[Requirement] All of the data below should be written out exactly.
○ ○ ○ ○ ○
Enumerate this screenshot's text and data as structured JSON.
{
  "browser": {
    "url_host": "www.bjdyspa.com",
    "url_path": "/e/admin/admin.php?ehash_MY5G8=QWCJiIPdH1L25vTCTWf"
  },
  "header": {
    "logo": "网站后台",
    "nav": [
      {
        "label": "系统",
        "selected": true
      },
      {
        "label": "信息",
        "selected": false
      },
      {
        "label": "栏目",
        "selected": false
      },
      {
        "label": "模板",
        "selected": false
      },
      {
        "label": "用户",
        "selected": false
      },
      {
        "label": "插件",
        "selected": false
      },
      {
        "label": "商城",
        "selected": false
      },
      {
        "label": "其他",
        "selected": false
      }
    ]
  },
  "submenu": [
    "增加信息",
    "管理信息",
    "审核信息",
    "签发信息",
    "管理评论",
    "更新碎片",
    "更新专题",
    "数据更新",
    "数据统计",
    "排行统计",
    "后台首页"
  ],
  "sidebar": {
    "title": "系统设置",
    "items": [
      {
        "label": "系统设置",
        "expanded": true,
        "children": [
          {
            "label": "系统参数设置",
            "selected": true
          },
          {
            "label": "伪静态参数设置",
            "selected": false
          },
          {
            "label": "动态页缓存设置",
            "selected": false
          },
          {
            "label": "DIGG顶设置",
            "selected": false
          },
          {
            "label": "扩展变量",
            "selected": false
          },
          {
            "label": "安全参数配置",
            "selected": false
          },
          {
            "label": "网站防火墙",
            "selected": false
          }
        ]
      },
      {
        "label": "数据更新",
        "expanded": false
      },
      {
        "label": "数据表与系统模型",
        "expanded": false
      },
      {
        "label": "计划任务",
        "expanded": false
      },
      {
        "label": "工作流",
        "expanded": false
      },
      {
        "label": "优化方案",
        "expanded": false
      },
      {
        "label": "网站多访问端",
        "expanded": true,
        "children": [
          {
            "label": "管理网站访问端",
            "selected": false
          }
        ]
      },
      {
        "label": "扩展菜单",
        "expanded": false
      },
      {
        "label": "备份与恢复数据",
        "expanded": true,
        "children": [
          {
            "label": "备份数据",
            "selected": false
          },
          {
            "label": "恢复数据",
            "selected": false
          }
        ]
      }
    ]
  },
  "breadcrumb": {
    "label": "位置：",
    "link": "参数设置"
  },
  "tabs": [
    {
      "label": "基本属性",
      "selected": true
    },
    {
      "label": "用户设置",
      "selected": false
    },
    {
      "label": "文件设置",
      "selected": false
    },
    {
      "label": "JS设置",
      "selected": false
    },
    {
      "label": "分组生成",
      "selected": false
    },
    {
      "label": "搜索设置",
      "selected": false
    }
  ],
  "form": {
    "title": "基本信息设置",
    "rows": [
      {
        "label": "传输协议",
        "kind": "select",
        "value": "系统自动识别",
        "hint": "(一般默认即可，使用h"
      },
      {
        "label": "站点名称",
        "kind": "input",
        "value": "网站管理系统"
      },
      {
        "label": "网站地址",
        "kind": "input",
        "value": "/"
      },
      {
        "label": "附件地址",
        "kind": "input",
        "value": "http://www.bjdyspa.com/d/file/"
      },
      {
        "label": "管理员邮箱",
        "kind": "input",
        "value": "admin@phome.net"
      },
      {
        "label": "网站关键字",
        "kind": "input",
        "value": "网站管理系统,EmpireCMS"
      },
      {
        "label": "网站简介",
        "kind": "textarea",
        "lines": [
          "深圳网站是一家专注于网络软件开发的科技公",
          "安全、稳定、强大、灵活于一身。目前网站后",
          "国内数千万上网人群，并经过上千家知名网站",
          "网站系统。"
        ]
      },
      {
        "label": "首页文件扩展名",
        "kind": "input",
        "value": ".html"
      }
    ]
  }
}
○ ○ ○ ○ ○
[Answer to the problem]
Enumerate this screenshot's text and data as structured JSON.
{
  "browser": {
    "url_host": "www.bjdyspa.com",
    "url_path": "/e/admin/admin.php?ehash_MY5G8=QWCJiIPdH1L25vTCTWf"
  },
  "header": {
    "logo": "网站后台",
    "nav": [
      {
        "label": "系统",
        "selected": true
      },
      {
        "label": "信息",
        "selected": false
      },
      {
        "label": "栏目",
        "selected": false
      },
      {
        "label": "模板",
        "selected": false
      },
      {
        "label": "用户",
        "selected": false
      },
      {
        "label": "插件",
        "selected": false
      },
      {
        "label": "商城",
        "selected": false
      },
      {
        "label": "其他",
        "selected": false
      }
    ]
  },
  "submenu": [
    "增加信息",
    "管理信息",
    "审核信息",
    "签发信息",
    "管理评论",
    "更新碎片",
    "更新专题",
    "数据更新",
    "数据统计",
    "排行统计",
    "后台首页"
  ],
  "sidebar": {
    "title": "系统设置",
    "items": [
      {
        "label": "系统设置",
        "expanded": true,
        "children": [
          {
            "label": "系统参数设置",
            "selected": true
          },
          {
            "label": "伪静态参数设置",
            "selected": false
          },
          {
            "label": "动态页缓存设置",
            "selected": false
          },
          {
            "label": "DIGG顶设置",
            "selected": false
          },
          {
            "label": "扩展变量",
            "selected": false
          },
          {
            "label": "安全参数配置",
            "selected": false
          },
          {
            "label": "网站防火墙",
            "selected": false
          }
        ]
      },
      {
        "label": "数据更新",
        "expanded": false
      },
      {
        "label": "数据表与系统模型",
        "expanded": false
      },
      {
        "label": "计划任务",
        "expanded": false
      },
      {
        "label": "工作流",
        "expanded": false
      },
      {
        "label": "优化方案",
        "expanded": false
      },
      {
        "label": "网站多访问端",
        "expanded": true,
        "children": [
          {
            "label": "管理网站访问端",
            "selected": false
          }
        ]
      },
      {
        "label": "扩展菜单",
        "expanded": false
      },
      {
        "label": "备份与恢复数据",
        "expanded": true,
        "children": [
          {
            "label": "备份数据",
            "selected": false
          },
          {
            "label": "恢复数据",
            "selected": false
          }
        ]
      }
    ]
  },
  "breadcrumb": {
    "label": "位置：",
    "link": "参数设置"
  },
  "tabs": [
    {
      "label": "基本属性",
      "selected": true
    },
    {
      "label": "用户设置",
      "selected": false
    },
    {
      "label": "文件设置",
      "selected": false
    },
    {
      "label": "JS设置",
      "selected": false
    },
    {
      "label": "分组生成",
      "selected": false
    },
    {
      "label": "搜索设置",
      "selected": false
    }
  ],
  "form": {
    "title": "基本信息设置",
    "rows": [
      {
        "label": "传输协议",
        "kind": "select",
        "value": "系统自动识别",
        "hint": "(一般默认即可，使用h"
      },
      {
        "label": "站点名称",
        "kind": "input",
        "value": "网站管理系统"
      },
      {
        "label": "网站地址",
        "kind": "input",
        "value": "/"
      },
      {
        "label": "附件地址",
        "kind": "input",
        "value": "http://www.bjdyspa.com/d/file/"
      },
      {
        "label": "管理员邮箱",
        "kind": "input",
        "value": "admin@phome.net"
      },
      {
        "label": "网站关键字",
        "kind": "input",
        "value": "网站管理系统,EmpireCMS"
      },
      {
        "label": "网站简介",
        "kind": "textarea",
        "lines": [
          "深圳网站是一家专注于网络软件开发的科技公",
          "安全、稳定、强大、灵活于一身。目前网站后",
          "国内数千万上网人群，并经过上千家知名网站",
          "网站系统。"
        ]
      },
      {
        "label": "首页文件扩展名",
        "kind": "input",
        "value": ".html"
      }
    ]
  }
}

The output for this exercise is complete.